◆ Provided entries ◆
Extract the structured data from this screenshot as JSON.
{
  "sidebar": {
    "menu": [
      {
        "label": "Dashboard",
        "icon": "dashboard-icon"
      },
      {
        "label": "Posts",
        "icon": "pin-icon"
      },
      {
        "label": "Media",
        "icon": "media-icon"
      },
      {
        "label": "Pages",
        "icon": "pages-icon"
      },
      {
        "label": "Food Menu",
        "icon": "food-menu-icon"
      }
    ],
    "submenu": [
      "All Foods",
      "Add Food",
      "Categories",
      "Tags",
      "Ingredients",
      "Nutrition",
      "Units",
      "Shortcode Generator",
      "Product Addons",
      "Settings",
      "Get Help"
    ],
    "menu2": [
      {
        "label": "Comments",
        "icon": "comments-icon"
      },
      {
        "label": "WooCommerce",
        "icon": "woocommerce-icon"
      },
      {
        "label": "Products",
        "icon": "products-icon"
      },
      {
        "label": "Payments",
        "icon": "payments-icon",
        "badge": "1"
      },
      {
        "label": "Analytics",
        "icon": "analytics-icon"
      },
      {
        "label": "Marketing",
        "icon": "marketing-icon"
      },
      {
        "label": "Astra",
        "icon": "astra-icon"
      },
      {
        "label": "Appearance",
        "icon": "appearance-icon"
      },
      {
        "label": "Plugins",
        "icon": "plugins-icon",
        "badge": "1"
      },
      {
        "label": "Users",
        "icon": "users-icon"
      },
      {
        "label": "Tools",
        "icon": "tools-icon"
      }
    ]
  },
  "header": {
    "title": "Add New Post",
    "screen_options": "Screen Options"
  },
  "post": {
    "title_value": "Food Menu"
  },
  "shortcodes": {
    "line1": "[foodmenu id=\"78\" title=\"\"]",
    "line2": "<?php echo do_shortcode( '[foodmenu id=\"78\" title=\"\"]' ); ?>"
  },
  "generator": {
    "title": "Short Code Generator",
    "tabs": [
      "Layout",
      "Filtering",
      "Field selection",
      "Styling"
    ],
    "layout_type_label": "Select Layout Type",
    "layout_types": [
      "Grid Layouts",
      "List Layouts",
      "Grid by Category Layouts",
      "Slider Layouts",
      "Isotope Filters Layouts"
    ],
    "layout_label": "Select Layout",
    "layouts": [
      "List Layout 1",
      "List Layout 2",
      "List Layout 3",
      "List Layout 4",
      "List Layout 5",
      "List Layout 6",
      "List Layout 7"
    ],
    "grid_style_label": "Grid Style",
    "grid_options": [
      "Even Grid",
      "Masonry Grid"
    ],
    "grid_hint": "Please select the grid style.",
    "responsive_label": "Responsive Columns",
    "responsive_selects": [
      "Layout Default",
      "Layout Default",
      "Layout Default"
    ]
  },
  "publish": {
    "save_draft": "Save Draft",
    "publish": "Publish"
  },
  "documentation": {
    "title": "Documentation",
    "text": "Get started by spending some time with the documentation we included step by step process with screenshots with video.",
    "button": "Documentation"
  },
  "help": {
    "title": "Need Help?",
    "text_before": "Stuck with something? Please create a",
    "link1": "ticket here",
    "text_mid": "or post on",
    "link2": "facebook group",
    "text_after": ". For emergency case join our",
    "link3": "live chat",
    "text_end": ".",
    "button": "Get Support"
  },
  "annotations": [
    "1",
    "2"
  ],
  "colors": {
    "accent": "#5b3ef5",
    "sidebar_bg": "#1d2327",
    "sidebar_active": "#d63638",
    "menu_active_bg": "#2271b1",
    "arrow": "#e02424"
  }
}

◆ What you should do ◆
Type out the full listing again, exactly as given.

◆ Task output ◆
Extract the structured data from this screenshot as JSON.
{
  "sidebar": {
    "menu": [
      {
        "label": "Dashboard",
        "icon": "dashboard-icon"
      },
      {
        "label": "Posts",
        "icon": "pin-icon"
      },
      {
        "label": "Media",
        "icon": "media-icon"
      },
      {
        "label": "Pages",
        "icon": "pages-icon"
      },
      {
        "label": "Food Menu",
        "icon": "food-menu-icon"
      }
    ],
    "submenu": [
      "All Foods",
      "Add Food",
      "Categories",
      "Tags",
      "Ingredients",
      "Nutrition",
      "Units",
      "Shortcode Generator",
      "Product Addons",
      "Settings",
      "Get Help"
    ],
    "menu2": [
      {
        "label": "Comments",
        "icon": "comments-icon"
      },
      {
        "label": "WooCommerce",
        "icon": "woocommerce-icon"
      },
      {
        "label": "Products",
        "icon": "products-icon"
      },
      {
        "label": "Payments",
        "icon": "payments-icon",
        "badge": "1"
      },
      {
        "label": "Analytics",
        "icon": "analytics-icon"
      },
      {
        "label": "Marketing",
        "icon": "marketing-icon"
      },
      {
        "label": "Astra",
        "icon": "astra-icon"
      },
      {
        "label": "Appearance",
        "icon": "appearance-icon"
      },
      {
        "label": "Plugins",
        "icon": "plugins-icon",
        "badge": "1"
      },
      {
        "label": "Users",
        "icon": "users-icon"
      },
      {
        "label": "Tools",
        "icon": "tools-icon"
      }
    ]
  },
  "header": {
    "title": "Add New Post",
    "screen_options": "Screen Options"
  },
  "post": {
    "title_value": "Food Menu"
  },
  "shortcodes": {
    "line1": "[foodmenu id=\"78\" title=\"\"]",
    "line2": "<?php echo do_shortcode( '[foodmenu id=\"78\" title=\"\"]' ); ?>"
  },
  "generator": {
    "title": "Short Code Generator",
    "tabs": [
      "Layout",
      "Filtering",
      "Field selection",
      "Styling"
    ],
    "layout_type_label": "Select Layout Type",
    "layout_types": [
      "Grid Layouts",
      "List Layouts",
      "Grid by Category Layouts",
      "Slider Layouts",
      "Isotope Filters Layouts"
    ],
    "layout_label": "Select Layout",
    "layouts": [
      "List Layout 1",
      "List Layout 2",
      "List Layout 3",
      "List Layout 4",
      "List Layout 5",
      "List Layout 6",
      "List Layout 7"
    ],
    "grid_style_label": "Grid Style",
    "grid_options": [
      "Even Grid",
      "Masonry Grid"
    ],
    "grid_hint": "Please select the grid style.",
    "responsive_label": "Responsive Columns",
    "responsive_selects": [
      "Layout Default",
      "Layout Default",
      "Layout Default"
    ]
  },
  "publish": {
    "save_draft": "Save Draft",
    "publish": "Publish"
  },
  "documentation": {
    "title": "Documentation",
    "text": "Get started by spending some time with the documentation we included step by step process with screenshots with video.",
    "button": "Documentation"
  },
  "help": {
    "title": "Need Help?",
    "text_before": "Stuck with something? Please create a",
    "link1": "ticket here",
    "text_mid": "or post on",
    "link2": "facebook group",
    "text_after": ". For emergency case join our",
    "link3": "live chat",
    "text_end": ".",
    "button": "Get Support"
  },
  "annotations": [
    "1",
    "2"
  ],
  "colors": {
    "accent": "#5b3ef5",
    "sidebar_bg": "#1d2327",
    "sidebar_active": "#d63638",
    "menu_active_bg": "#2271b1",
    "arrow": "#e02424"
  }
}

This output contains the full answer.